Figure content listings:
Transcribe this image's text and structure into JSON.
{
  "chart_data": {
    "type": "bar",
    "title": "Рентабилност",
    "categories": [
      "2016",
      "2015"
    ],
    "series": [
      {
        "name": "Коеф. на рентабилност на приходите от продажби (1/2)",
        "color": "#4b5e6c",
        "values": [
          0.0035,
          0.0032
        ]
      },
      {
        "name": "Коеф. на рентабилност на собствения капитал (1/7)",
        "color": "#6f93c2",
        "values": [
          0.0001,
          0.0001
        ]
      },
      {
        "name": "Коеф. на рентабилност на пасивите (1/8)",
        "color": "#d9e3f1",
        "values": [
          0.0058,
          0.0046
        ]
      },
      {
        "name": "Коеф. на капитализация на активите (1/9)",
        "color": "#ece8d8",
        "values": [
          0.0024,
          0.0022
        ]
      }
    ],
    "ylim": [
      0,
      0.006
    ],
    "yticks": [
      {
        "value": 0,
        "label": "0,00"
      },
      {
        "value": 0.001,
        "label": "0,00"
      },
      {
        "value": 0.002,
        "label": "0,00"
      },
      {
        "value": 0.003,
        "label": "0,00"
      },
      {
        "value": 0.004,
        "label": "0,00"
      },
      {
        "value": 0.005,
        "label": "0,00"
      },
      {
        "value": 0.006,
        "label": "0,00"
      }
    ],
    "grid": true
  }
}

What is needed:
Look through the entries and return every line where "name" appears.

Solution to this task:
        "name": "Коеф. на рентабилност на приходите от продажби (1/2)",
        "name": "Коеф. на рентабилност на собствения капитал (1/7)",
        "name": "Коеф. на рентабилност на пасивите (1/8)",
        "name": "Коеф. на капитализация на активите (1/9)",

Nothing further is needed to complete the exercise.